Items from an interface collection
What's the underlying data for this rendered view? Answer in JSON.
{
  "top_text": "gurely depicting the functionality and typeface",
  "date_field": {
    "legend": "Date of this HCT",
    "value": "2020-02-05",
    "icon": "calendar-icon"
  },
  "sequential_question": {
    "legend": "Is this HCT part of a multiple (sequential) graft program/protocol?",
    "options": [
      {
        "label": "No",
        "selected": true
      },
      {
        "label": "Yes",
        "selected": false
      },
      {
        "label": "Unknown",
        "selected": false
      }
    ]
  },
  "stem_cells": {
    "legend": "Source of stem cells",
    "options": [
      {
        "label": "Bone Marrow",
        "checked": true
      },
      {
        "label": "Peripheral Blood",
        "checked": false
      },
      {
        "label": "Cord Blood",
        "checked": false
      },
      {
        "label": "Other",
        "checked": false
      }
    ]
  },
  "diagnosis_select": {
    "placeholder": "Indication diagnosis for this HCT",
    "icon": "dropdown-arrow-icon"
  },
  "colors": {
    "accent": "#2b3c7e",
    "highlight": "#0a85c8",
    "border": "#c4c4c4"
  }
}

### [What is expected]
Restate all of the data above. Match it word for word.

### [Exercise response]
What's the underlying data for this rendered view? Answer in JSON.
{
  "top_text": "gurely depicting the functionality and typeface",
  "date_field": {
    "legend": "Date of this HCT",
    "value": "2020-02-05",
    "icon": "calendar-icon"
  },
  "sequential_question": {
    "legend": "Is this HCT part of a multiple (sequential) graft program/protocol?",
    "options": [
      {
        "label": "No",
        "selected": true
      },
      {
        "label": "Yes",
        "selected": false
      },
      {
        "label": "Unknown",
        "selected": false
      }
    ]
  },
  "stem_cells": {
    "legend": "Source of stem cells",
    "options": [
      {
        "label": "Bone Marrow",
        "checked": true
      },
      {
        "label": "Peripheral Blood",
        "checked": false
      },
      {
        "label": "Cord Blood",
        "checked": false
      },
      {
        "label": "Other",
        "checked": false
      }
    ]
  },
  "diagnosis_select": {
    "placeholder": "Indication diagnosis for this HCT",
    "icon": "dropdown-arrow-icon"
  },
  "colors": {
    "accent": "#2b3c7e",
    "highlight": "#0a85c8",
    "border": "#c4c4c4"
  }
}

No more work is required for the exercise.